Challenge: Copy out every record below with complete accuracy.

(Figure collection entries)
++++++++++++++++++++
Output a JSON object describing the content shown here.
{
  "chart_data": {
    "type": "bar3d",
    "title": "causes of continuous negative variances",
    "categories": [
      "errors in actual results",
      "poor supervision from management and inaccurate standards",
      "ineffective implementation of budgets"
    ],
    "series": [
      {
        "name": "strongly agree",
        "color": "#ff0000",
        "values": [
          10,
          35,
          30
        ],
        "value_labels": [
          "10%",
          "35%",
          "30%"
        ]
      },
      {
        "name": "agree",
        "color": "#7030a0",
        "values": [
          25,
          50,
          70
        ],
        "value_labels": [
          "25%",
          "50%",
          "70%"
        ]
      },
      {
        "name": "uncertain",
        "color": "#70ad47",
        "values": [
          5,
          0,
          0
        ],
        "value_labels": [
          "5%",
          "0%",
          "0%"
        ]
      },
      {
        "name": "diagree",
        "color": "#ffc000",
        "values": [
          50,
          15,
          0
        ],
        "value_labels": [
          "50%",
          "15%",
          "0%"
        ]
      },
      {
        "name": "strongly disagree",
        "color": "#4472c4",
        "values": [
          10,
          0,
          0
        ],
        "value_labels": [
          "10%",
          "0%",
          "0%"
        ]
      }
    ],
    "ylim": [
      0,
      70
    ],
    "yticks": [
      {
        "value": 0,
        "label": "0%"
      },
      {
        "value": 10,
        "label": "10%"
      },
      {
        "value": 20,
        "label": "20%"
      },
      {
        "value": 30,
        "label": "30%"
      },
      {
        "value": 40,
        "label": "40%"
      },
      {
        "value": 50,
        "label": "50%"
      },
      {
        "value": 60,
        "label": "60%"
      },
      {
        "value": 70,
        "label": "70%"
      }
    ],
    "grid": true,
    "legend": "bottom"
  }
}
++++++++++++++++++++
Final result:
Output a JSON object describing the content shown here.
{
  "chart_data": {
    "type": "bar3d",
    "title": "causes of continuous negative variances",
    "categories": [
      "errors in actual results",
      "poor supervision from management and inaccurate standards",
      "ineffective implementation of budgets"
    ],
    "series": [
      {
        "name": "strongly agree",
        "color": "#ff0000",
        "values": [
          10,
          35,
          30
        ],
        "value_labels": [
          "10%",
          "35%",
          "30%"
        ]
      },
      {
        "name": "agree",
        "color": "#7030a0",
        "values": [
          25,
          50,
          70
        ],
        "value_labels": [
          "25%",
          "50%",
          "70%"
        ]
      },
      {
        "name": "uncertain",
        "color": "#70ad47",
        "values": [
          5,
          0,
          0
        ],
        "value_labels": [
          "5%",
          "0%",
          "0%"
        ]
      },
      {
        "name": "diagree",
        "color": "#ffc000",
        "values": [
          50,
          15,
          0
        ],
        "value_labels": [
          "50%",
          "15%",
          "0%"
        ]
      },
      {
        "name": "strongly disagree",
        "color": "#4472c4",
        "values": [
          10,
          0,
          0
        ],
        "value_labels": [
          "10%",
          "0%",
          "0%"
        ]
      }
    ],
    "ylim": [
      0,
      70
    ],
    "yticks": [
      {
        "value": 0,
        "label": "0%"
      },
      {
        "value": 10,
        "label": "10%"
      },
      {
        "value": 20,
        "label": "20%"
      },
      {
        "value": 30,
        "label": "30%"
      },
      {
        "value": 40,
        "label": "40%"
      },
      {
        "value": 50,
        "label": "50%"
      },
      {
        "value": 60,
        "label": "60%"
      },
      {
        "value": 70,
        "label": "70%"
      }
    ],
    "grid": true,
    "legend": "bottom"
  }
}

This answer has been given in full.